▸ AIM
Leaving out the pictures, retype all the material exactly.
○ ○ ○
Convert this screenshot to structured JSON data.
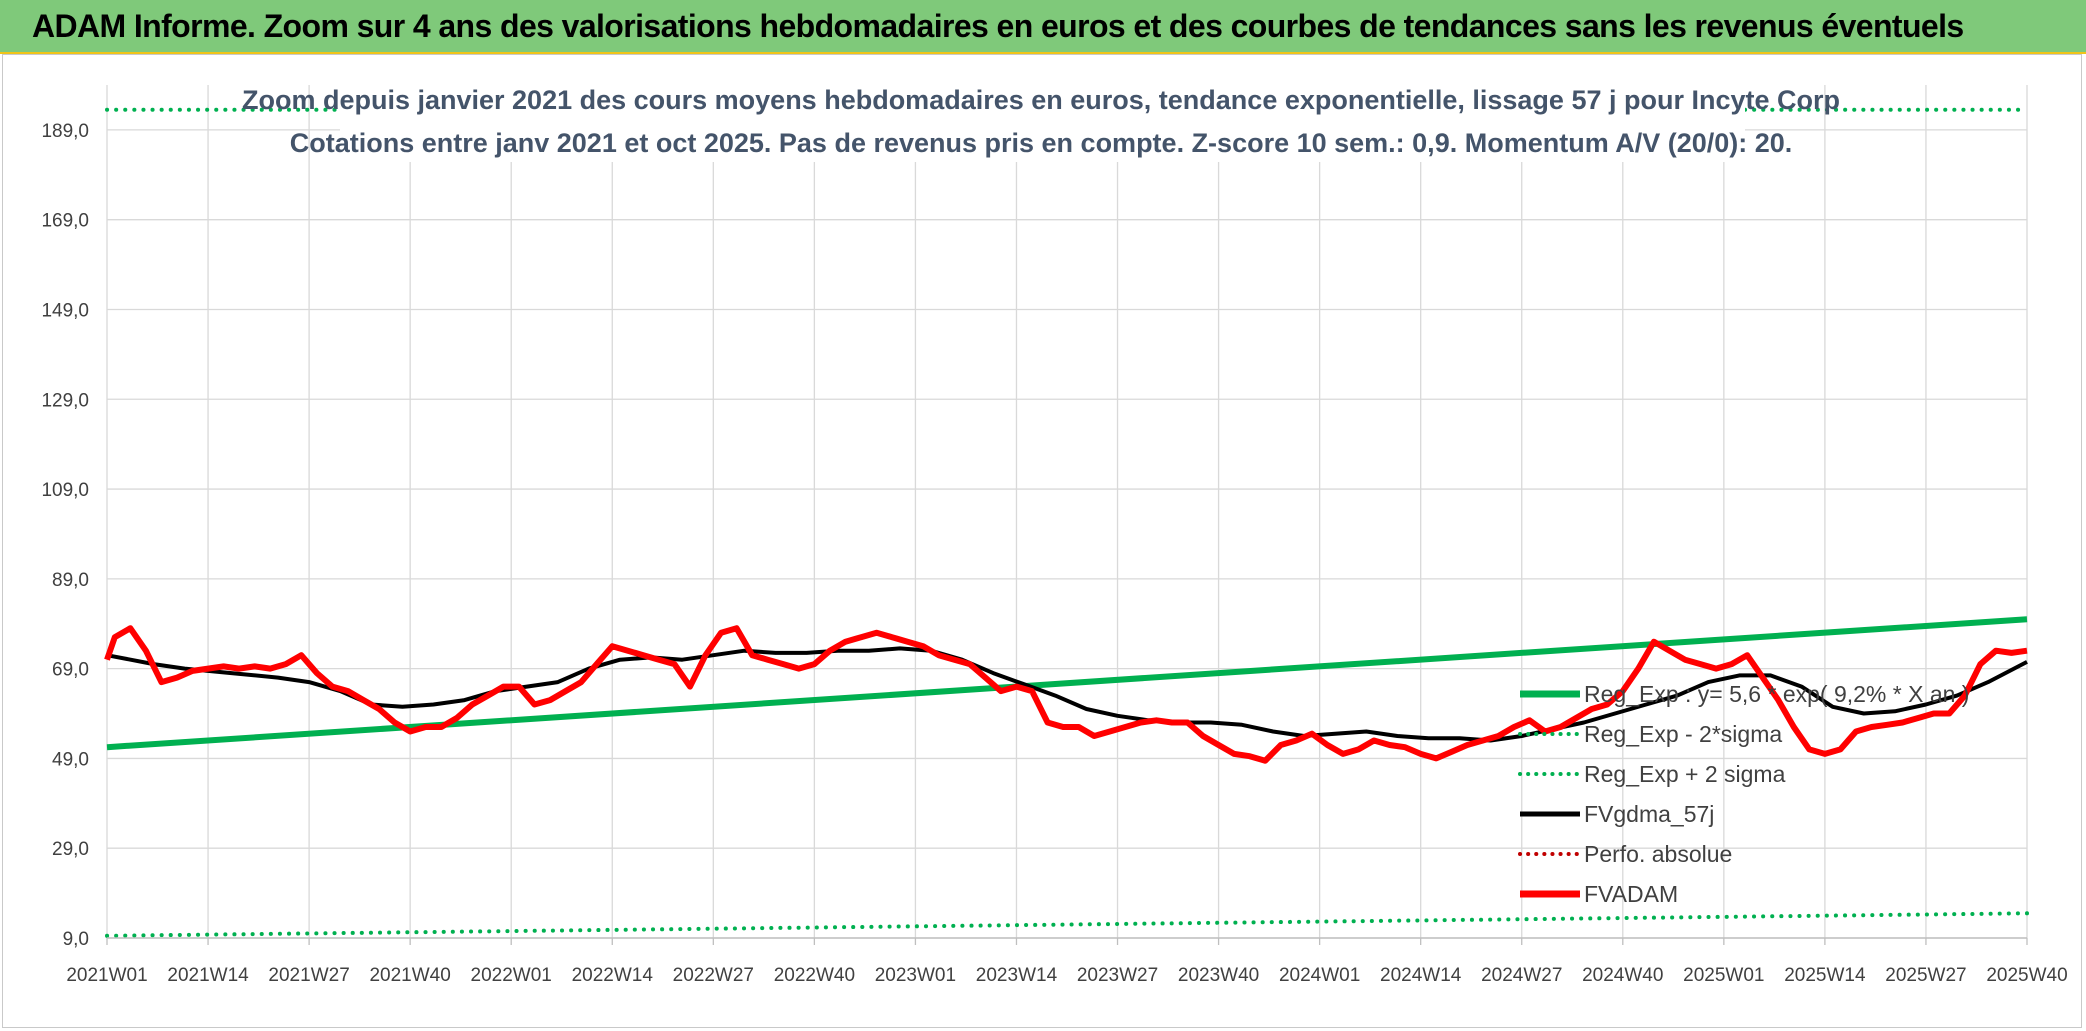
{
  "header": {
    "title": "ADAM Informe. Zoom sur 4 ans des valorisations hebdomadaires en euros et des courbes de tendances sans les revenus éventuels"
  },
  "colors": {
    "banner": "#7fc97a",
    "reg": "#00b050",
    "price": "#ff0000",
    "mma": "#000000",
    "perfo": "#c00000",
    "title_text": "#44546a"
  },
  "chart_data": {
    "type": "line",
    "title_line1": "Zoom depuis janvier 2021 des cours moyens hebdomadaires en euros, tendance exponentielle, lissage 57 j pour Incyte Corp",
    "title_line2": "Cotations entre janv 2021 et oct 2025. Pas de revenus pris en compte. Z-score 10 sem.: 0,9. Momentum A/V (20/0): 20.",
    "ylim": [
      9,
      199
    ],
    "yticks": [
      "9,0",
      "29,0",
      "49,0",
      "69,0",
      "89,0",
      "109,0",
      "129,0",
      "149,0",
      "169,0",
      "189,0"
    ],
    "ytick_values": [
      9,
      29,
      49,
      69,
      89,
      109,
      129,
      149,
      169,
      189
    ],
    "x_range": [
      0,
      247
    ],
    "xticks": [
      "2021W01",
      "2021W14",
      "2021W27",
      "2021W40",
      "2022W01",
      "2022W14",
      "2022W27",
      "2022W40",
      "2023W01",
      "2023W14",
      "2023W27",
      "2023W40",
      "2024W01",
      "2024W14",
      "2024W27",
      "2024W40",
      "2025W01",
      "2025W14",
      "2025W27",
      "2025W40"
    ],
    "xtick_positions": [
      0,
      13,
      26,
      39,
      52,
      65,
      78,
      91,
      104,
      117,
      130,
      143,
      156,
      169,
      182,
      195,
      208,
      221,
      234,
      247
    ],
    "series": [
      {
        "name": "Reg_Exp : y= 5,6 * exp( 9,2% * X an )",
        "style": "solid-thick",
        "x": [
          0,
          247
        ],
        "values": [
          51.5,
          80
        ]
      },
      {
        "name": "Reg_Exp - 2*sigma",
        "style": "dotted",
        "x": [
          0,
          247
        ],
        "values": [
          9.5,
          14.5
        ]
      },
      {
        "name": "Reg_Exp + 2 sigma",
        "style": "dotted",
        "x": [
          0,
          247
        ],
        "values": [
          193.5,
          193.5
        ]
      },
      {
        "name": "FVgdma_57j",
        "style": "solid",
        "x": [
          0,
          6,
          10,
          16,
          22,
          26,
          30,
          34,
          38,
          42,
          46,
          50,
          54,
          58,
          62,
          66,
          70,
          74,
          78,
          82,
          86,
          90,
          94,
          98,
          102,
          106,
          110,
          114,
          118,
          122,
          126,
          130,
          134,
          138,
          142,
          146,
          150,
          154,
          158,
          162,
          166,
          170,
          174,
          178,
          182,
          186,
          190,
          194,
          198,
          202,
          206,
          210,
          214,
          218,
          222,
          226,
          230,
          234,
          238,
          242,
          247
        ],
        "values": [
          72,
          70,
          69,
          68,
          67,
          66,
          64,
          61,
          60.5,
          61,
          62,
          64,
          65,
          66,
          69,
          71,
          71.5,
          71,
          72,
          73,
          72.5,
          72.5,
          73,
          73,
          73.5,
          73,
          71,
          68,
          65.5,
          63,
          60,
          58.5,
          57.5,
          57,
          57,
          56.5,
          55,
          54,
          54.5,
          55,
          54,
          53.5,
          53.5,
          53,
          54,
          55.5,
          57,
          59,
          61,
          63,
          66,
          67.5,
          67.5,
          65,
          60.5,
          59,
          59.5,
          61,
          63,
          66,
          70.5
        ]
      },
      {
        "name": "Perfo. absolue",
        "style": "dotted",
        "x": [],
        "values": []
      },
      {
        "name": "FVADAM",
        "style": "solid-thick",
        "x": [
          0,
          1,
          3,
          5,
          7,
          9,
          11,
          13,
          15,
          17,
          19,
          21,
          23,
          25,
          27,
          29,
          31,
          33,
          35,
          37,
          39,
          41,
          43,
          45,
          47,
          49,
          51,
          53,
          55,
          57,
          59,
          61,
          63,
          65,
          67,
          69,
          71,
          73,
          75,
          77,
          79,
          81,
          83,
          85,
          87,
          89,
          91,
          93,
          95,
          97,
          99,
          101,
          103,
          105,
          107,
          109,
          111,
          113,
          115,
          117,
          119,
          121,
          123,
          125,
          127,
          129,
          131,
          133,
          135,
          137,
          139,
          141,
          143,
          145,
          147,
          149,
          151,
          153,
          155,
          157,
          159,
          161,
          163,
          165,
          167,
          169,
          171,
          173,
          175,
          177,
          179,
          181,
          183,
          185,
          187,
          189,
          191,
          193,
          195,
          197,
          199,
          201,
          203,
          205,
          207,
          209,
          211,
          213,
          215,
          217,
          219,
          221,
          223,
          225,
          227,
          229,
          231,
          233,
          235,
          237,
          239,
          241,
          243,
          245,
          247
        ],
        "values": [
          71,
          76,
          78,
          73,
          66,
          67,
          68.5,
          69,
          69.5,
          69,
          69.5,
          69,
          70,
          72,
          68,
          65,
          64,
          62,
          60,
          57,
          55,
          56,
          56,
          58,
          61,
          63,
          65,
          65,
          61,
          62,
          64,
          66,
          70,
          74,
          73,
          72,
          71,
          70,
          65,
          72,
          77,
          78,
          72,
          71,
          70,
          69,
          70,
          73,
          75,
          76,
          77,
          76,
          75,
          74,
          72,
          71,
          70,
          67,
          64,
          65,
          64,
          57,
          56,
          56,
          54,
          55,
          56,
          57,
          57.5,
          57,
          57,
          54,
          52,
          50,
          49.5,
          48.5,
          52,
          53,
          54.5,
          52,
          50,
          51,
          53,
          52,
          51.5,
          50,
          49,
          50.5,
          52,
          53,
          54,
          56,
          57.5,
          55,
          56,
          58,
          60,
          61,
          64,
          69,
          75,
          73,
          71,
          70,
          69,
          70,
          72,
          67,
          62,
          56,
          51,
          50,
          51,
          55,
          56,
          56.5,
          57,
          58,
          59,
          59,
          63,
          70,
          73,
          72.5,
          73
        ]
      }
    ],
    "legend": [
      {
        "label": "Reg_Exp : y= 5,6 * exp( 9,2% * X an )",
        "style": "solid",
        "color": "#00b050"
      },
      {
        "label": "Reg_Exp - 2*sigma",
        "style": "dotted",
        "color": "#00b050"
      },
      {
        "label": "Reg_Exp + 2 sigma",
        "style": "dotted",
        "color": "#00b050"
      },
      {
        "label": "FVgdma_57j",
        "style": "solid",
        "color": "#000000"
      },
      {
        "label": "Perfo. absolue",
        "style": "dotted",
        "color": "#c00000"
      },
      {
        "label": "FVADAM",
        "style": "solid",
        "color": "#ff0000"
      }
    ],
    "legend_position": "bottom-right",
    "grid": true
  }
}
○ ○ ○
▸ SOLVED EXERCISE
Convert this screenshot to structured JSON data.
{
  "header": {
    "title": "ADAM Informe. Zoom sur 4 ans des valorisations hebdomadaires en euros et des courbes de tendances sans les revenus éventuels"
  },
  "colors": {
    "banner": "#7fc97a",
    "reg": "#00b050",
    "price": "#ff0000",
    "mma": "#000000",
    "perfo": "#c00000",
    "title_text": "#44546a"
  },
  "chart_data": {
    "type": "line",
    "title_line1": "Zoom depuis janvier 2021 des cours moyens hebdomadaires en euros, tendance exponentielle, lissage 57 j pour Incyte Corp",
    "title_line2": "Cotations entre janv 2021 et oct 2025. Pas de revenus pris en compte. Z-score 10 sem.: 0,9. Momentum A/V (20/0): 20.",
    "ylim": [
      9,
      199
    ],
    "yticks": [
      "9,0",
      "29,0",
      "49,0",
      "69,0",
      "89,0",
      "109,0",
      "129,0",
      "149,0",
      "169,0",
      "189,0"
    ],
    "ytick_values": [
      9,
      29,
      49,
      69,
      89,
      109,
      129,
      149,
      169,
      189
    ],
    "x_range": [
      0,
      247
    ],
    "xticks": [
      "2021W01",
      "2021W14",
      "2021W27",
      "2021W40",
      "2022W01",
      "2022W14",
      "2022W27",
      "2022W40",
      "2023W01",
      "2023W14",
      "2023W27",
      "2023W40",
      "2024W01",
      "2024W14",
      "2024W27",
      "2024W40",
      "2025W01",
      "2025W14",
      "2025W27",
      "2025W40"
    ],
    "xtick_positions": [
      0,
      13,
      26,
      39,
      52,
      65,
      78,
      91,
      104,
      117,
      130,
      143,
      156,
      169,
      182,
      195,
      208,
      221,
      234,
      247
    ],
    "series": [
      {
        "name": "Reg_Exp : y= 5,6 * exp( 9,2% * X an )",
        "style": "solid-thick",
        "x": [
          0,
          247
        ],
        "values": [
          51.5,
          80
        ]
      },
      {
        "name": "Reg_Exp - 2*sigma",
        "style": "dotted",
        "x": [
          0,
          247
        ],
        "values": [
          9.5,
          14.5
        ]
      },
      {
        "name": "Reg_Exp + 2 sigma",
        "style": "dotted",
        "x": [
          0,
          247
        ],
        "values": [
          193.5,
          193.5
        ]
      },
      {
        "name": "FVgdma_57j",
        "style": "solid",
        "x": [
          0,
          6,
          10,
          16,
          22,
          26,
          30,
          34,
          38,
          42,
          46,
          50,
          54,
          58,
          62,
          66,
          70,
          74,
          78,
          82,
          86,
          90,
          94,
          98,
          102,
          106,
          110,
          114,
          118,
          122,
          126,
          130,
          134,
          138,
          142,
          146,
          150,
          154,
          158,
          162,
          166,
          170,
          174,
          178,
          182,
          186,
          190,
          194,
          198,
          202,
          206,
          210,
          214,
          218,
          222,
          226,
          230,
          234,
          238,
          242,
          247
        ],
        "values": [
          72,
          70,
          69,
          68,
          67,
          66,
          64,
          61,
          60.5,
          61,
          62,
          64,
          65,
          66,
          69,
          71,
          71.5,
          71,
          72,
          73,
          72.5,
          72.5,
          73,
          73,
          73.5,
          73,
          71,
          68,
          65.5,
          63,
          60,
          58.5,
          57.5,
          57,
          57,
          56.5,
          55,
          54,
          54.5,
          55,
          54,
          53.5,
          53.5,
          53,
          54,
          55.5,
          57,
          59,
          61,
          63,
          66,
          67.5,
          67.5,
          65,
          60.5,
          59,
          59.5,
          61,
          63,
          66,
          70.5
        ]
      },
      {
        "name": "Perfo. absolue",
        "style": "dotted",
        "x": [],
        "values": []
      },
      {
        "name": "FVADAM",
        "style": "solid-thick",
        "x": [
          0,
          1,
          3,
          5,
          7,
          9,
          11,
          13,
          15,
          17,
          19,
          21,
          23,
          25,
          27,
          29,
          31,
          33,
          35,
          37,
          39,
          41,
          43,
          45,
          47,
          49,
          51,
          53,
          55,
          57,
          59,
          61,
          63,
          65,
          67,
          69,
          71,
          73,
          75,
          77,
          79,
          81,
          83,
          85,
          87,
          89,
          91,
          93,
          95,
          97,
          99,
          101,
          103,
          105,
          107,
          109,
          111,
          113,
          115,
          117,
          119,
          121,
          123,
          125,
          127,
          129,
          131,
          133,
          135,
          137,
          139,
          141,
          143,
          145,
          147,
          149,
          151,
          153,
          155,
          157,
          159,
          161,
          163,
          165,
          167,
          169,
          171,
          173,
          175,
          177,
          179,
          181,
          183,
          185,
          187,
          189,
          191,
          193,
          195,
          197,
          199,
          201,
          203,
          205,
          207,
          209,
          211,
          213,
          215,
          217,
          219,
          221,
          223,
          225,
          227,
          229,
          231,
          233,
          235,
          237,
          239,
          241,
          243,
          245,
          247
        ],
        "values": [
          71,
          76,
          78,
          73,
          66,
          67,
          68.5,
          69,
          69.5,
          69,
          69.5,
          69,
          70,
          72,
          68,
          65,
          64,
          62,
          60,
          57,
          55,
          56,
          56,
          58,
          61,
          63,
          65,
          65,
          61,
          62,
          64,
          66,
          70,
          74,
          73,
          72,
          71,
          70,
          65,
          72,
          77,
          78,
          72,
          71,
          70,
          69,
          70,
          73,
          75,
          76,
          77,
          76,
          75,
          74,
          72,
          71,
          70,
          67,
          64,
          65,
          64,
          57,
          56,
          56,
          54,
          55,
          56,
          57,
          57.5,
          57,
          57,
          54,
          52,
          50,
          49.5,
          48.5,
          52,
          53,
          54.5,
          52,
          50,
          51,
          53,
          52,
          51.5,
          50,
          49,
          50.5,
          52,
          53,
          54,
          56,
          57.5,
          55,
          56,
          58,
          60,
          61,
          64,
          69,
          75,
          73,
          71,
          70,
          69,
          70,
          72,
          67,
          62,
          56,
          51,
          50,
          51,
          55,
          56,
          56.5,
          57,
          58,
          59,
          59,
          63,
          70,
          73,
          72.5,
          73
        ]
      }
    ],
    "legend": [
      {
        "label": "Reg_Exp : y= 5,6 * exp( 9,2% * X an )",
        "style": "solid",
        "color": "#00b050"
      },
      {
        "label": "Reg_Exp - 2*sigma",
        "style": "dotted",
        "color": "#00b050"
      },
      {
        "label": "Reg_Exp + 2 sigma",
        "style": "dotted",
        "color": "#00b050"
      },
      {
        "label": "FVgdma_57j",
        "style": "solid",
        "color": "#000000"
      },
      {
        "label": "Perfo. absolue",
        "style": "dotted",
        "color": "#c00000"
      },
      {
        "label": "FVADAM",
        "style": "solid",
        "color": "#ff0000"
      }
    ],
    "legend_position": "bottom-right",
    "grid": true
  }
}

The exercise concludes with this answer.